■ JOB:
Return the full material exactly.

— START PROVIDED DATA —

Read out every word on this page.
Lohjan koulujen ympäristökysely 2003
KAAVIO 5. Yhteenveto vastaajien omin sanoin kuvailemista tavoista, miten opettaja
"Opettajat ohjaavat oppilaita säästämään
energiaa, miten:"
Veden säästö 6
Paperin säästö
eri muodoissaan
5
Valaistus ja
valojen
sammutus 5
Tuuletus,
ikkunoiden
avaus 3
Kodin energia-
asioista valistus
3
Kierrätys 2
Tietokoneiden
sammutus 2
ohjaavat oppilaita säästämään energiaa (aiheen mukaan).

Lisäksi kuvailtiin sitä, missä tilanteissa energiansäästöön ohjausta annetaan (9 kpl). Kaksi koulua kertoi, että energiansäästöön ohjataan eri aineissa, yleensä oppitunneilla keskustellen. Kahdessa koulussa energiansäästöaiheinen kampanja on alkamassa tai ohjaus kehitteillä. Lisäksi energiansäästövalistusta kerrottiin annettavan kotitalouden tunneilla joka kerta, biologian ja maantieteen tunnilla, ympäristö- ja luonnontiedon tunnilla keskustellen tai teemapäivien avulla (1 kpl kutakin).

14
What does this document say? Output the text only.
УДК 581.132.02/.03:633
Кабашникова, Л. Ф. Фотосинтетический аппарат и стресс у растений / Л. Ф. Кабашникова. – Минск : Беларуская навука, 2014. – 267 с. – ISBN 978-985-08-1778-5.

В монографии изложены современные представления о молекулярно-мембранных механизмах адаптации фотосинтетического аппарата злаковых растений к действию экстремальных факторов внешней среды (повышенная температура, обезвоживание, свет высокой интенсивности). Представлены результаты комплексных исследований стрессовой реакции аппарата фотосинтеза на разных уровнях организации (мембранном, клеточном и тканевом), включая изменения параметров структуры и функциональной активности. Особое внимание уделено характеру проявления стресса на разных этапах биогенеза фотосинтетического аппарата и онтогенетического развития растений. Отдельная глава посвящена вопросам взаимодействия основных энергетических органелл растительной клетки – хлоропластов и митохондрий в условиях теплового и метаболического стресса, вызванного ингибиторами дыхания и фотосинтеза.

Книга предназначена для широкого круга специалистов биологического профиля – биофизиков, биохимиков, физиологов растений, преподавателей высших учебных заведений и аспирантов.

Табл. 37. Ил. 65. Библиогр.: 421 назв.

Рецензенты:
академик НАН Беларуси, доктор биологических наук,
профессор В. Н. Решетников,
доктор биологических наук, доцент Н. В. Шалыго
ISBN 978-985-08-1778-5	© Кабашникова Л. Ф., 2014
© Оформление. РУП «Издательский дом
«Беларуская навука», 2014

— END PROVIDED DATA —

■ COMPLETED TASK:
Read out every word on this page.
Lohjan koulujen ympäristökysely 2003
KAAVIO 5. Yhteenveto vastaajien omin sanoin kuvailemista tavoista, miten opettaja
"Opettajat ohjaavat oppilaita säästämään
energiaa, miten:"
Veden säästö 6
Paperin säästö
eri muodoissaan
5
Valaistus ja
valojen
sammutus 5
Tuuletus,
ikkunoiden
avaus 3
Kodin energia-
asioista valistus
3
Kierrätys 2
Tietokoneiden
sammutus 2
ohjaavat oppilaita säästämään energiaa (aiheen mukaan).

Lisäksi kuvailtiin sitä, missä tilanteissa energiansäästöön ohjausta annetaan (9 kpl). Kaksi koulua kertoi, että energiansäästöön ohjataan eri aineissa, yleensä oppitunneilla keskustellen. Kahdessa koulussa energiansäästöaiheinen kampanja on alkamassa tai ohjaus kehitteillä. Lisäksi energiansäästövalistusta kerrottiin annettavan kotitalouden tunneilla joka kerta, biologian ja maantieteen tunnilla, ympäristö- ja luonnontiedon tunnilla keskustellen tai teemapäivien avulla (1 kpl kutakin).

14
What does this document say? Output the text only.
УДК 581.132.02/.03:633
Кабашникова, Л. Ф. Фотосинтетический аппарат и стресс у растений / Л. Ф. Кабашникова. – Минск : Беларуская навука, 2014. – 267 с. – ISBN 978-985-08-1778-5.

В монографии изложены современные представления о молекулярно-мембранных механизмах адаптации фотосинтетического аппарата злаковых растений к действию экстремальных факторов внешней среды (повышенная температура, обезвоживание, свет высокой интенсивности). Представлены результаты комплексных исследований стрессовой реакции аппарата фотосинтеза на разных уровнях организации (мембранном, клеточном и тканевом), включая изменения параметров структуры и функциональной активности. Особое внимание уделено характеру проявления стресса на разных этапах биогенеза фотосинтетического аппарата и онтогенетического развития растений. Отдельная глава посвящена вопросам взаимодействия основных энергетических органелл растительной клетки – хлоропластов и митохондрий в условиях теплового и метаболического стресса, вызванного ингибиторами дыхания и фотосинтеза.

Книга предназначена для широкого круга специалистов биологического профиля – биофизиков, биохимиков, физиологов растений, преподавателей высших учебных заведений и аспирантов.

Табл. 37. Ил. 65. Библиогр.: 421 назв.

Рецензенты:
академик НАН Беларуси, доктор биологических наук,
профессор В. Н. Решетников,
доктор биологических наук, доцент Н. В. Шалыго
ISBN 978-985-08-1778-5	© Кабашникова Л. Ф., 2014
© Оформление. РУП «Издательский дом
«Беларуская навука», 2014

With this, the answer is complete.